_Given task_
Gather every line of the entries that includes the word "name".

_Records to use_
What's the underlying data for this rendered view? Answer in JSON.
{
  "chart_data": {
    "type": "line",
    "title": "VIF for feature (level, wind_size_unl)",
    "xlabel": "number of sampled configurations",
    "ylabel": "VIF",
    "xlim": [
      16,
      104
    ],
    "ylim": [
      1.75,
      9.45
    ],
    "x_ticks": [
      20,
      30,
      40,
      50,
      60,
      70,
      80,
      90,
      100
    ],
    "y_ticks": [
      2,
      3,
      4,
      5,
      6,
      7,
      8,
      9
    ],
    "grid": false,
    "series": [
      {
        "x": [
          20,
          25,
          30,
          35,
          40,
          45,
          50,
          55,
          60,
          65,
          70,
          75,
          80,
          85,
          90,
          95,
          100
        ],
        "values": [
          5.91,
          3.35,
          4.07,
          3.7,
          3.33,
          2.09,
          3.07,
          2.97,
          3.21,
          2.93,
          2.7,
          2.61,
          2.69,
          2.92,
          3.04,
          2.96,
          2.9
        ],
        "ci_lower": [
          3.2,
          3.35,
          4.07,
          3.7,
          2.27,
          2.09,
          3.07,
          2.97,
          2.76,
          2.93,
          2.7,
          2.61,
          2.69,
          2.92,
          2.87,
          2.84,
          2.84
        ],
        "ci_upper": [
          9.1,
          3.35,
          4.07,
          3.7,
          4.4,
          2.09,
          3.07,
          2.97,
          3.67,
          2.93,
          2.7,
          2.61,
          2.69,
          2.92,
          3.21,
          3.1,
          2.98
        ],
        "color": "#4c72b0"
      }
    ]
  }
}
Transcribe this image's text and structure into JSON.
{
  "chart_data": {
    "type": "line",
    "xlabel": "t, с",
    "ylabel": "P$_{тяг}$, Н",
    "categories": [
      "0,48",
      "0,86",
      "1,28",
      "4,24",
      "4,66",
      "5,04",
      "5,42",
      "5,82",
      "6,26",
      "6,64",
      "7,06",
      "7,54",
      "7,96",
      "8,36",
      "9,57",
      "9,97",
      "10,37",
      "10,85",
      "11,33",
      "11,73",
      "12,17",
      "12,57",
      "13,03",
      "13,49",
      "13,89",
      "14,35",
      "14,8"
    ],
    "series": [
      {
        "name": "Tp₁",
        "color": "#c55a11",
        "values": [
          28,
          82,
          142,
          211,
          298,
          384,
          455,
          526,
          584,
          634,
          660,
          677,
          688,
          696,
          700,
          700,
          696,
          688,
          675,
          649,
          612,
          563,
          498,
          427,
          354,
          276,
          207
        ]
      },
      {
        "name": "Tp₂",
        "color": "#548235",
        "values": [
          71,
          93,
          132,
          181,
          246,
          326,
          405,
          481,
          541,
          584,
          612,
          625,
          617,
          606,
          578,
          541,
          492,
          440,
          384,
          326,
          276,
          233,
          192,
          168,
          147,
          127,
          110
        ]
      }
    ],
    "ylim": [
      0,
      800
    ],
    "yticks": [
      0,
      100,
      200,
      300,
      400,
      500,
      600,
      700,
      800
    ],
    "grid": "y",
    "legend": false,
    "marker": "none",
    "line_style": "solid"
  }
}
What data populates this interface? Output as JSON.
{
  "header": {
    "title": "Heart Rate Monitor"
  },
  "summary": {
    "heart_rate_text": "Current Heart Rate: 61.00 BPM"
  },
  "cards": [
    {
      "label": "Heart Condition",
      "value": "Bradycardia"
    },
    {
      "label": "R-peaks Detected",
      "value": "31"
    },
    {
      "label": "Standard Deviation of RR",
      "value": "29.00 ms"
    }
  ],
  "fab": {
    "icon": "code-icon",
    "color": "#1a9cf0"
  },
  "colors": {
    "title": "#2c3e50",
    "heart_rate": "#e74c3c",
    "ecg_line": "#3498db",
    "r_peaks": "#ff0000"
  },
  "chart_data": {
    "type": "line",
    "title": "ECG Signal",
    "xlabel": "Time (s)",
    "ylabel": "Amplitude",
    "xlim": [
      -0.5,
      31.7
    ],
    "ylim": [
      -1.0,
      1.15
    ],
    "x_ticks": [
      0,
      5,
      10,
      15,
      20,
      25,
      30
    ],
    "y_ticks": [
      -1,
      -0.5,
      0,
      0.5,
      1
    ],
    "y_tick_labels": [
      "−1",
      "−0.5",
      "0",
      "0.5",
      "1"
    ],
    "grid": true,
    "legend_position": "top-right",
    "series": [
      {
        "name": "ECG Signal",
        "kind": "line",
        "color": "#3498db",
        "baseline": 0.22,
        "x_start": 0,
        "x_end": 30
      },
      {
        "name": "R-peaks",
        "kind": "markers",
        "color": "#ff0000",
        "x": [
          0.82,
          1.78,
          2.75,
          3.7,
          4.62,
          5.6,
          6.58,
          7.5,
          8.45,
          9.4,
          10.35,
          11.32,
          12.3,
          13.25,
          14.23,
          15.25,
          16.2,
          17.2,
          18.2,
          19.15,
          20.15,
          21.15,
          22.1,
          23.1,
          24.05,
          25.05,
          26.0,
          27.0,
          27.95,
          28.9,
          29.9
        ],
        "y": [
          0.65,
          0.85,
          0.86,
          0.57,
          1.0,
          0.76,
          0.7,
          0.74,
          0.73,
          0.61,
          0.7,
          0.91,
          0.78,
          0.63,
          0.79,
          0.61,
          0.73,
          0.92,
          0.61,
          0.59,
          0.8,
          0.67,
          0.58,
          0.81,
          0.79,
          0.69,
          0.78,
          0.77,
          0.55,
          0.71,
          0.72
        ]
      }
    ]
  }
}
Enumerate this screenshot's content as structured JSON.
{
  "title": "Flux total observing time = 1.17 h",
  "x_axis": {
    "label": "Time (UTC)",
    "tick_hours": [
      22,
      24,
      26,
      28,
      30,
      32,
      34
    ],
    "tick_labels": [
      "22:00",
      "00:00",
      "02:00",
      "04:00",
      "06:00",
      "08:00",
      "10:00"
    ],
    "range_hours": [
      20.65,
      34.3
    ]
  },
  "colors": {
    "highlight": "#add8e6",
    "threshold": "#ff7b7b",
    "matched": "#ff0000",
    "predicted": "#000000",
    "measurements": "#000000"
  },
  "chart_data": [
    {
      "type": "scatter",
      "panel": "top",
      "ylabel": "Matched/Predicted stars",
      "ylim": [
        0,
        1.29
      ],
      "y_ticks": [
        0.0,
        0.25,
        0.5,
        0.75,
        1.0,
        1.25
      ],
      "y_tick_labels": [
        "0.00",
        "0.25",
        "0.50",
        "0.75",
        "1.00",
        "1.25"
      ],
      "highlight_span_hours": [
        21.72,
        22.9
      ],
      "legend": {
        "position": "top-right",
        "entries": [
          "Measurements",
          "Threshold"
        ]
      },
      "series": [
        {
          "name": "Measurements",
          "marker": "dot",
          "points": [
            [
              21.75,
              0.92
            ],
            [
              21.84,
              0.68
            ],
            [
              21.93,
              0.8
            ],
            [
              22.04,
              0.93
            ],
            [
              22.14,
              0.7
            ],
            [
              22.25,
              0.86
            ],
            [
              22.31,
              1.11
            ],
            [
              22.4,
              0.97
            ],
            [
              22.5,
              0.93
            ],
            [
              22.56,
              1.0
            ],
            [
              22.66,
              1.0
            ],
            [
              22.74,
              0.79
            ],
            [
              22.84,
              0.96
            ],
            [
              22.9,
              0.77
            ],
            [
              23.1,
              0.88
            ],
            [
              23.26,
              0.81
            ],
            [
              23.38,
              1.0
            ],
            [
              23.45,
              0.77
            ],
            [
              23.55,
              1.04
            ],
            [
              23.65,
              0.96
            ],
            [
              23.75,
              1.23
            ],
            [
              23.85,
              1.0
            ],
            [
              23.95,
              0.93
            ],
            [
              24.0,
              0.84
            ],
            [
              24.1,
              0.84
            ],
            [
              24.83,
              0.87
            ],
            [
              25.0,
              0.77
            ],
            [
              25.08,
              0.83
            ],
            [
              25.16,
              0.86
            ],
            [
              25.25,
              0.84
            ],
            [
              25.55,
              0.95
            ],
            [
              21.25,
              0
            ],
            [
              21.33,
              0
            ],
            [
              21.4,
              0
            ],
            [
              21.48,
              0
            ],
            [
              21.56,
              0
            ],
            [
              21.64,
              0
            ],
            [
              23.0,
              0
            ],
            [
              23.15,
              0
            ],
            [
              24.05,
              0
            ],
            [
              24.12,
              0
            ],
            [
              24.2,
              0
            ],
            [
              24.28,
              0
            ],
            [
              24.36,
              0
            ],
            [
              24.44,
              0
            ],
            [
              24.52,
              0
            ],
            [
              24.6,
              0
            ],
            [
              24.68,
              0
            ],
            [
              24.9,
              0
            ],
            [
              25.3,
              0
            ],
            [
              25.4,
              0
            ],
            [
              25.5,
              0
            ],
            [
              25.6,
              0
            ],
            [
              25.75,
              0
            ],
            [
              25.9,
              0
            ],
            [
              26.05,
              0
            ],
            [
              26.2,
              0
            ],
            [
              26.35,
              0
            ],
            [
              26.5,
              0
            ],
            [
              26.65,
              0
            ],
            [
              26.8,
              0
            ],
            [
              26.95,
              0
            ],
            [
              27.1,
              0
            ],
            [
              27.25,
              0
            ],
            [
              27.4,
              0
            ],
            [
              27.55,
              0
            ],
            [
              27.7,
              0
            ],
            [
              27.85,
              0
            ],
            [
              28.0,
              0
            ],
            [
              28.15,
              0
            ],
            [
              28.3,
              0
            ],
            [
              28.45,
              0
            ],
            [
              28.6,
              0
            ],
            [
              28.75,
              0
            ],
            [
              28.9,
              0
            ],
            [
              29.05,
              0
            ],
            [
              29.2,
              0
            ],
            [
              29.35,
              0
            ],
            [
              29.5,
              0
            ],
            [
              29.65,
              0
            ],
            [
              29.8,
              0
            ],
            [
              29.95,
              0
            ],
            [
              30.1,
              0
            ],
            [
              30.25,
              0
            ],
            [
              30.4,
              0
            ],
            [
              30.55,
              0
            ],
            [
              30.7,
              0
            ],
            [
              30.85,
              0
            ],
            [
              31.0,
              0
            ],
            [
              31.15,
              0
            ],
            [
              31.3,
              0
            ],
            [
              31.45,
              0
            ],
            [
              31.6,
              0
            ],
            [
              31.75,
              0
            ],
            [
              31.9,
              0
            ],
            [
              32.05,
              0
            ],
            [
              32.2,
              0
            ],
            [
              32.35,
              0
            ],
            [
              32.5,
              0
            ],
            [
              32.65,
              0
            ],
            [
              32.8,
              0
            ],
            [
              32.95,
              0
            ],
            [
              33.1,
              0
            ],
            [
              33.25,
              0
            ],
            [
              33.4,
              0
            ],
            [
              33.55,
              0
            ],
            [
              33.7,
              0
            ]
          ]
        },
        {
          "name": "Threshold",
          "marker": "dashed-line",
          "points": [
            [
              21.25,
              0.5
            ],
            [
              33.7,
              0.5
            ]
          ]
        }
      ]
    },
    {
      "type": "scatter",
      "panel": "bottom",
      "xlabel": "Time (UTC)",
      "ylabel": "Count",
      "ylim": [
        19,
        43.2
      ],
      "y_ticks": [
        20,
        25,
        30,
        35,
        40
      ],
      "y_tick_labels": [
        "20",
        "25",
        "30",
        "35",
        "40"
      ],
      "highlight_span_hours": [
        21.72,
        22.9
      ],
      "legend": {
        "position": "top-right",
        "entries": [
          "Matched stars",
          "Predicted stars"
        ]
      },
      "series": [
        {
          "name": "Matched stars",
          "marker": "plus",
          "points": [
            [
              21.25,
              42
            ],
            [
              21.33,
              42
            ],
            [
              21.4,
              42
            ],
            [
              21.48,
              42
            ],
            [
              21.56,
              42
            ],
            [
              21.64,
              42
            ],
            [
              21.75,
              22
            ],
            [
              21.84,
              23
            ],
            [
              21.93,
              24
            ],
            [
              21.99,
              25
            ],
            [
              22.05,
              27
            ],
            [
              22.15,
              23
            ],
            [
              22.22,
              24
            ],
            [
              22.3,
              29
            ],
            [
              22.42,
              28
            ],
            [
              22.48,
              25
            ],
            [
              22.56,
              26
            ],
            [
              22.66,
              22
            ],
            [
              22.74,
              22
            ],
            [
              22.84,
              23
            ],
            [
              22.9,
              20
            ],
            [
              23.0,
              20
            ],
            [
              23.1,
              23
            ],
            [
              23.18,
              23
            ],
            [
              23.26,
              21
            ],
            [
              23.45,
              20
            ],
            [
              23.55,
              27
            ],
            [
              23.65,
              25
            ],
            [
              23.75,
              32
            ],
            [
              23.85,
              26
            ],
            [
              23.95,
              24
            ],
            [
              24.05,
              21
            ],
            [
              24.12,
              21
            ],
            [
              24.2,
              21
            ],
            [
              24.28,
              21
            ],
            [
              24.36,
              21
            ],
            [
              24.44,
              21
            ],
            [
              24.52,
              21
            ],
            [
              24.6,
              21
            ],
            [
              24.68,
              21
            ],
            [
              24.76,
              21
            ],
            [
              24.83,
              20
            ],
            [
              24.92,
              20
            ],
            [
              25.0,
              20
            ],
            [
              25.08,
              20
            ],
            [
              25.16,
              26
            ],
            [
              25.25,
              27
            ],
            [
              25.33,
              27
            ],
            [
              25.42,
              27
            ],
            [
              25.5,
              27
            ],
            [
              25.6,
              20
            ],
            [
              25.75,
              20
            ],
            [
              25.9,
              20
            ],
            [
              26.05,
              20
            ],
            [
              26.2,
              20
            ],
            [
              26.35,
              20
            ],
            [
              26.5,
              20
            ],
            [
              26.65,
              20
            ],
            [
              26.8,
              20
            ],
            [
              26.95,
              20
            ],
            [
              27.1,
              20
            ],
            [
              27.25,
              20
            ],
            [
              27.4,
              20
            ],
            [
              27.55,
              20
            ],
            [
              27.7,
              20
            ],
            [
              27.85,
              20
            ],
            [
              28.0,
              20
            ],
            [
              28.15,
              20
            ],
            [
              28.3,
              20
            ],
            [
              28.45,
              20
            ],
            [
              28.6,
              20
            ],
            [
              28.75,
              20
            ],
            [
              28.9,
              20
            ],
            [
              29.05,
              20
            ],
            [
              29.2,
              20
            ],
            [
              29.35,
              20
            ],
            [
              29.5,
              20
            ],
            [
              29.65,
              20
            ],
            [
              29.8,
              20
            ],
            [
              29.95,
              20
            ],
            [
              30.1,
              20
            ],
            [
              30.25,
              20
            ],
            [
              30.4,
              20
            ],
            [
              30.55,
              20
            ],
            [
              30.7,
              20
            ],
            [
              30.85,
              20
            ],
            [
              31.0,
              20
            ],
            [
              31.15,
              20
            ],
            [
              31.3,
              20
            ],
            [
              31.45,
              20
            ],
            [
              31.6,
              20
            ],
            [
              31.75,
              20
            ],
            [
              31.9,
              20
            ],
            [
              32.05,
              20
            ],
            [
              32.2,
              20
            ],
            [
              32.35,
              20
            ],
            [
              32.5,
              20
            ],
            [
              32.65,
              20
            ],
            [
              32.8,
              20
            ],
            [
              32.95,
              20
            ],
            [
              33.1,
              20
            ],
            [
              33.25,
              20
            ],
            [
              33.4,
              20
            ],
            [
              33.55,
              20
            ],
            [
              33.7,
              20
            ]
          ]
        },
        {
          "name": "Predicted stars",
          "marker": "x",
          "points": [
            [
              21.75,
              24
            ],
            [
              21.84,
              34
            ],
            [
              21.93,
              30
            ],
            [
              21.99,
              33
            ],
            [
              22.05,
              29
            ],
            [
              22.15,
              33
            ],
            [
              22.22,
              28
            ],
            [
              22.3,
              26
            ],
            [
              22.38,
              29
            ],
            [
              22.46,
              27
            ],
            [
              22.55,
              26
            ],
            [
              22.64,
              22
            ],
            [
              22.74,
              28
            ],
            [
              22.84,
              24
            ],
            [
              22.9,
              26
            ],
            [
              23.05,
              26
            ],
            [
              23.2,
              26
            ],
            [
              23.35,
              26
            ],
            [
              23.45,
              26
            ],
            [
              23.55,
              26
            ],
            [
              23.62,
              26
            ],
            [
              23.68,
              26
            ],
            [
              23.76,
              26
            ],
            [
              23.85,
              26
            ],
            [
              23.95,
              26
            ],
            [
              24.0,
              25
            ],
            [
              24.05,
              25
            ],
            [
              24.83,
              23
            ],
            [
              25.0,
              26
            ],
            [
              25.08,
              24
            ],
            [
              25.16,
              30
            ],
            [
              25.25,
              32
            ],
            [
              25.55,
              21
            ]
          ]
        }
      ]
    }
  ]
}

_Task answer_
        "name": "Tp₁",
        "name": "Tp₂",
        "name": "ECG Signal",
        "name": "R-peaks",
          "name": "Measurements",
          "name": "Threshold",
          "name": "Matched stars",
          "name": "Predicted stars",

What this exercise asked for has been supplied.